## Work to complete:
Copy each line of the material below that includes the string "upper".

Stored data

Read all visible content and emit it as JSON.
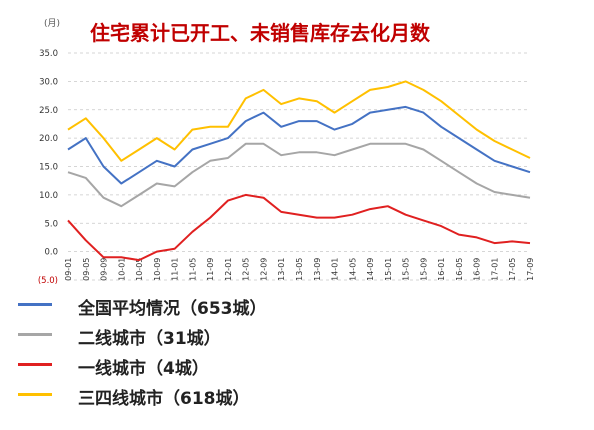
{
  "chart_data": {
    "type": "line",
    "title": "住宅累计已开工、未销售库存去化月数",
    "unit_label": "(月)",
    "ylim": [
      -5,
      35
    ],
    "yticks": [
      "35.0",
      "30.0",
      "25.0",
      "20.0",
      "15.0",
      "10.0",
      "5.0",
      "0.0",
      "(5.0)"
    ],
    "grid": true,
    "legend_position": "bottom-left",
    "x": [
      "09-01",
      "09-05",
      "09-09",
      "10-01",
      "10-05",
      "10-09",
      "11-01",
      "11-05",
      "11-09",
      "12-01",
      "12-05",
      "12-09",
      "13-01",
      "13-05",
      "13-09",
      "14-01",
      "14-05",
      "14-09",
      "15-01",
      "15-05",
      "15-09",
      "16-01",
      "16-05",
      "16-09",
      "17-01",
      "17-05",
      "17-09"
    ],
    "series": [
      {
        "name": "全国平均情况（653城）",
        "color": "#4472c4",
        "values": [
          18.0,
          20.0,
          15.0,
          12.0,
          14.0,
          16.0,
          15.0,
          18.0,
          19.0,
          20.0,
          23.0,
          24.5,
          22.0,
          23.0,
          23.0,
          21.5,
          22.5,
          24.5,
          25.0,
          25.5,
          24.5,
          22.0,
          20.0,
          18.0,
          16.0,
          15.0,
          14.0
        ]
      },
      {
        "name": "二线城市（31城）",
        "color": "#a6a6a6",
        "values": [
          14.0,
          13.0,
          9.5,
          8.0,
          10.0,
          12.0,
          11.5,
          14.0,
          16.0,
          16.5,
          19.0,
          19.0,
          17.0,
          17.5,
          17.5,
          17.0,
          18.0,
          19.0,
          19.0,
          19.0,
          18.0,
          16.0,
          14.0,
          12.0,
          10.5,
          10.0,
          9.5
        ]
      },
      {
        "name": "一线城市（4城）",
        "color": "#e02020",
        "values": [
          5.5,
          2.0,
          -1.0,
          -1.0,
          -1.5,
          0.0,
          0.5,
          3.5,
          6.0,
          9.0,
          10.0,
          9.5,
          7.0,
          6.5,
          6.0,
          6.0,
          6.5,
          7.5,
          8.0,
          6.5,
          5.5,
          4.5,
          3.0,
          2.5,
          1.5,
          1.8,
          1.5
        ]
      },
      {
        "name": "三四线城市（618城）",
        "color": "#ffc000",
        "values": [
          21.5,
          23.5,
          20.0,
          16.0,
          18.0,
          20.0,
          18.0,
          21.5,
          22.0,
          22.0,
          27.0,
          28.5,
          26.0,
          27.0,
          26.5,
          24.5,
          26.5,
          28.5,
          29.0,
          30.0,
          28.5,
          26.5,
          24.0,
          21.5,
          19.5,
          18.0,
          16.5
        ]
      }
    ]
  }
}
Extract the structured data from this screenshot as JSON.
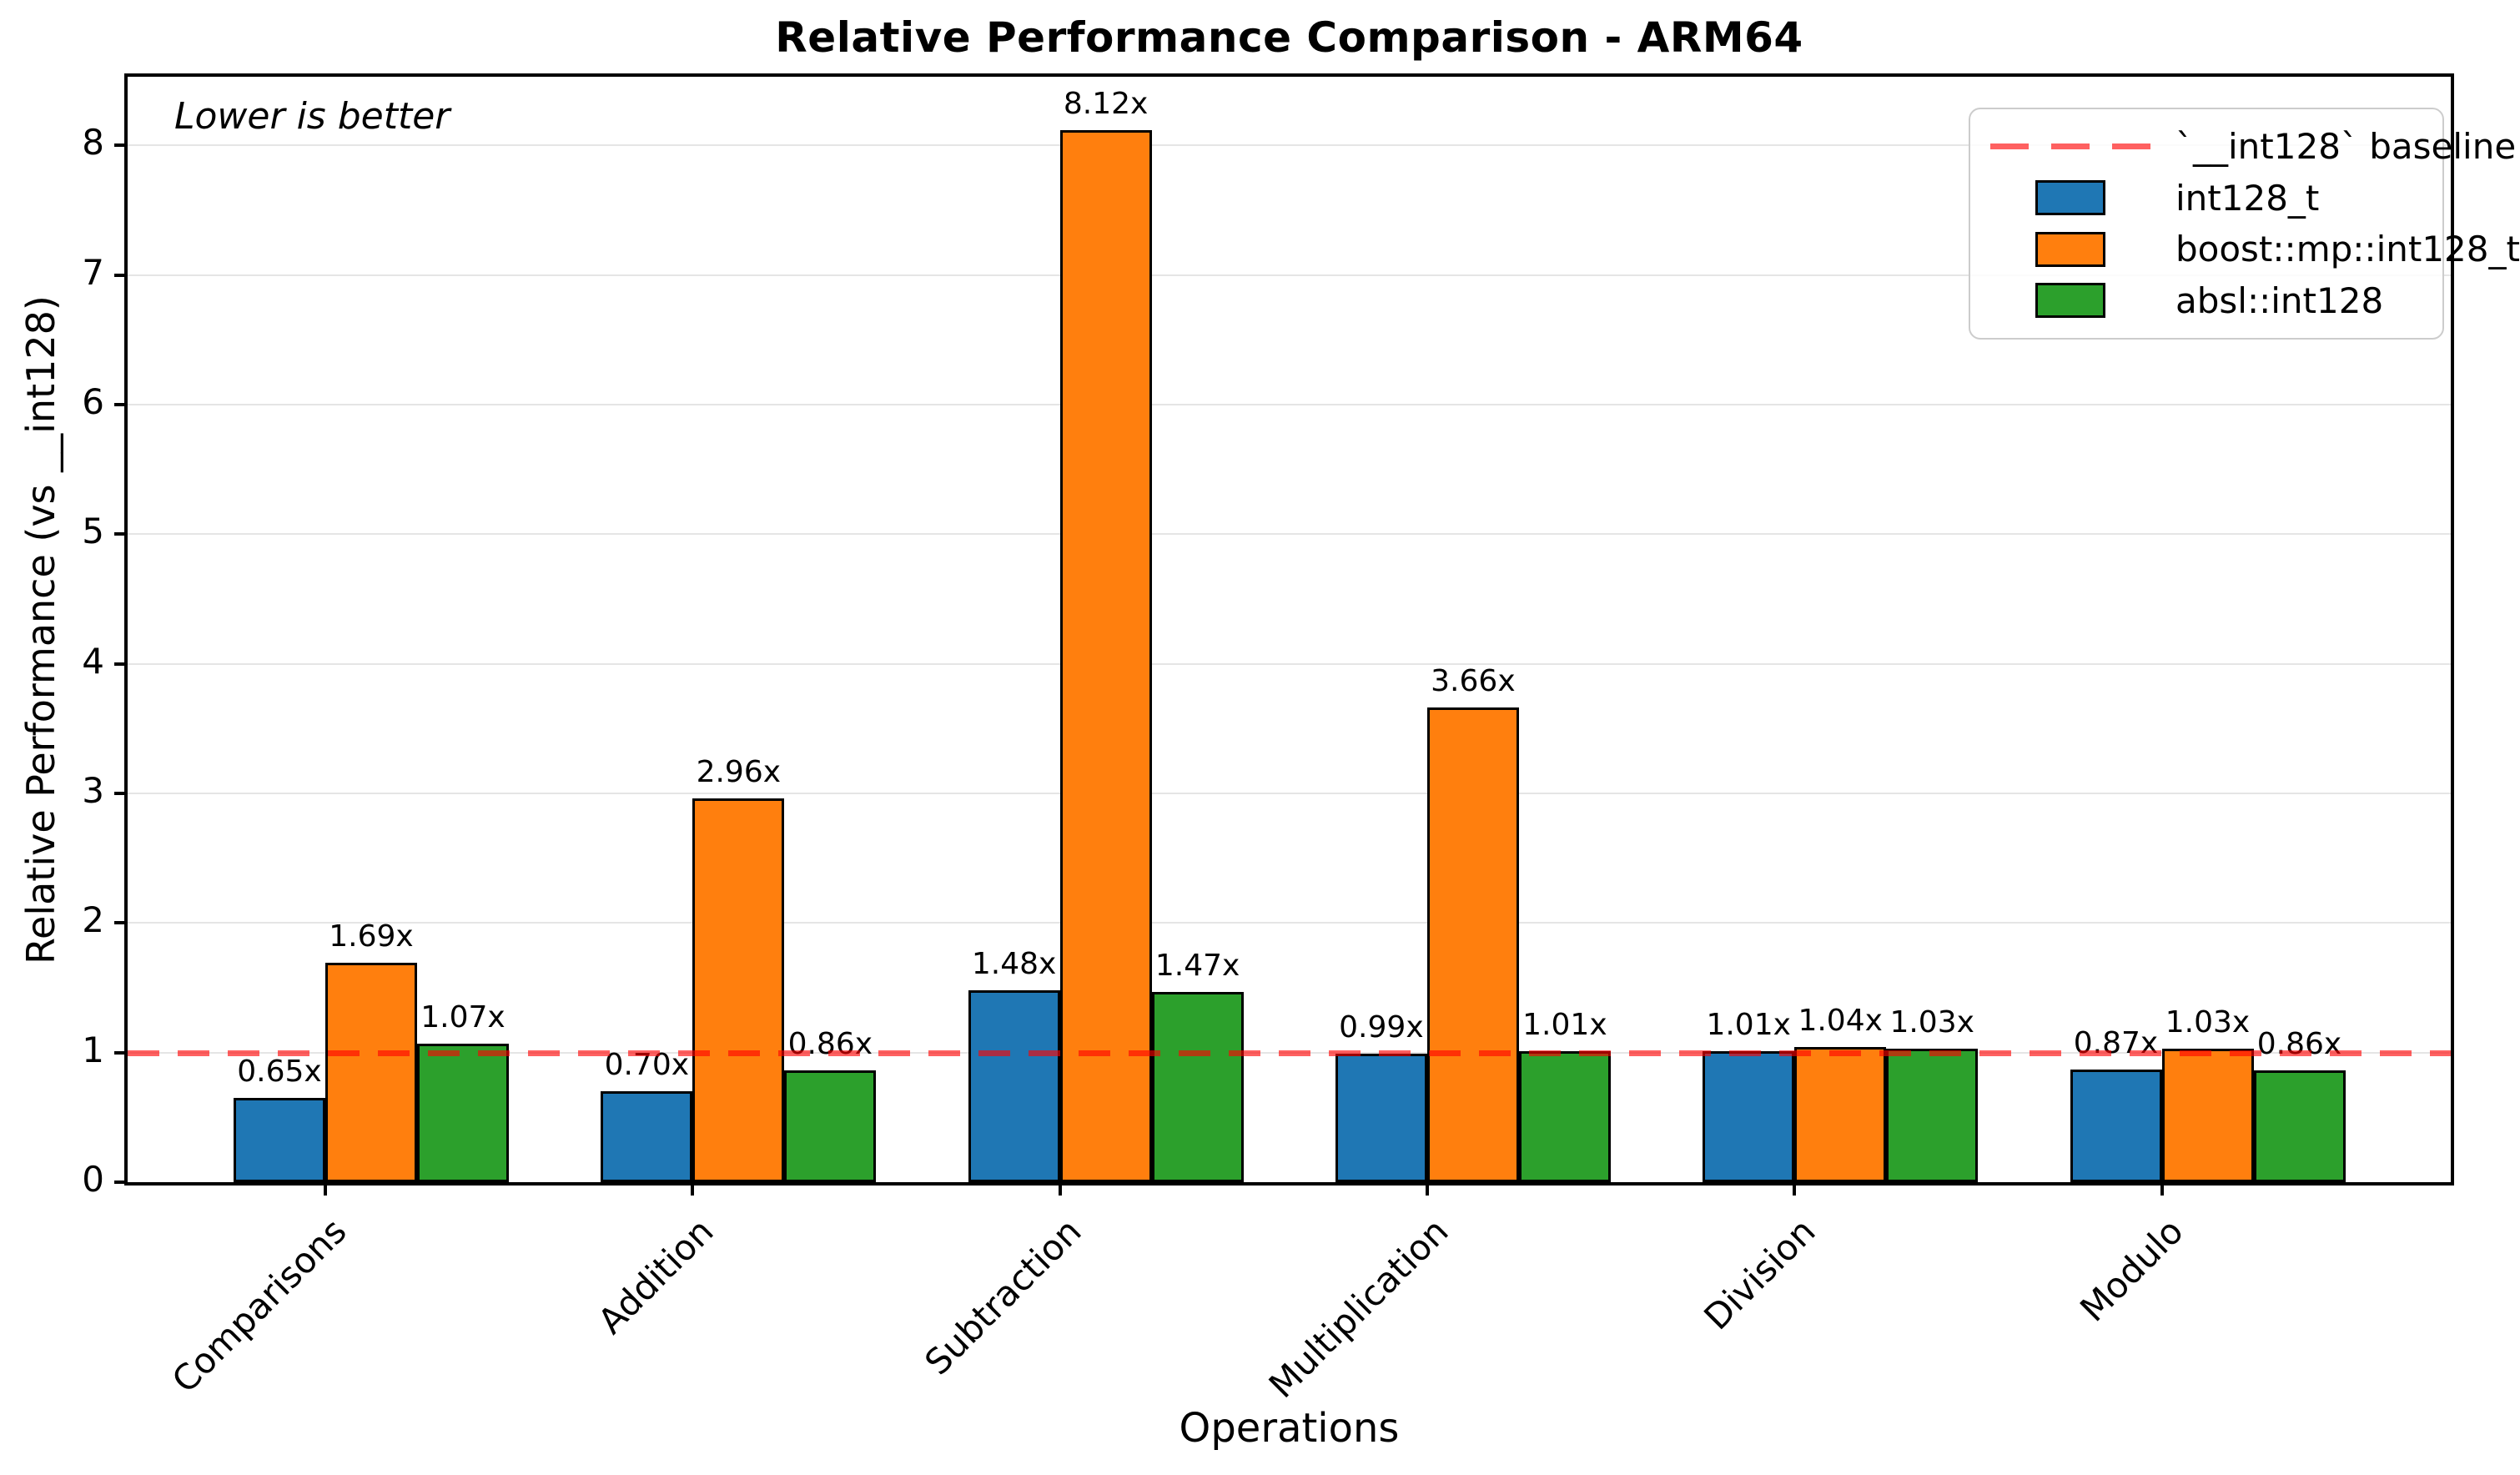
{
  "title": "Relative Performance Comparison - ARM64",
  "annotation": "Lower is better",
  "axes": {
    "xlabel": "Operations",
    "ylabel": "Relative Performance (vs __int128)"
  },
  "legend": {
    "position": "upper right",
    "baseline": {
      "label": "`__int128` baseline",
      "color": "rgba(255,0,0,0.62)",
      "style": "dashed"
    },
    "entries": [
      {
        "label": "int128_t",
        "color": "#1f77b4"
      },
      {
        "label": "boost::mp::int128_t",
        "color": "#ff7f0e"
      },
      {
        "label": "absl::int128",
        "color": "#2ca02c"
      }
    ]
  },
  "chart_data": {
    "type": "bar",
    "title": "Relative Performance Comparison - ARM64",
    "xlabel": "Operations",
    "ylabel": "Relative Performance (vs __int128)",
    "annotation": "Lower is better",
    "categories": [
      "Comparisons",
      "Addition",
      "Subtraction",
      "Multiplication",
      "Division",
      "Modulo"
    ],
    "series": [
      {
        "name": "int128_t",
        "color": "#1f77b4",
        "values": [
          0.65,
          0.7,
          1.48,
          0.99,
          1.01,
          0.87
        ],
        "labels": [
          "0.65x",
          "0.70x",
          "1.48x",
          "0.99x",
          "1.01x",
          "0.87x"
        ]
      },
      {
        "name": "boost::mp::int128_t",
        "color": "#ff7f0e",
        "values": [
          1.69,
          2.96,
          8.12,
          3.66,
          1.04,
          1.03
        ],
        "labels": [
          "1.69x",
          "2.96x",
          "8.12x",
          "3.66x",
          "1.04x",
          "1.03x"
        ]
      },
      {
        "name": "absl::int128",
        "color": "#2ca02c",
        "values": [
          1.07,
          0.86,
          1.47,
          1.01,
          1.03,
          0.86
        ],
        "labels": [
          "1.07x",
          "0.86x",
          "1.47x",
          "1.01x",
          "1.03x",
          "0.86x"
        ]
      }
    ],
    "baseline": {
      "value": 1.0,
      "label": "`__int128` baseline",
      "color": "rgba(255,0,0,0.62)"
    },
    "yticks": [
      0,
      1,
      2,
      3,
      4,
      5,
      6,
      7,
      8
    ],
    "ylim": [
      0,
      8.53
    ],
    "grid": "horizontal",
    "legend_position": "upper right",
    "gridline_color": "#e5e5e5"
  }
}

## Output for this task:
    "position": "upper right",
    "legend_position": "upper right",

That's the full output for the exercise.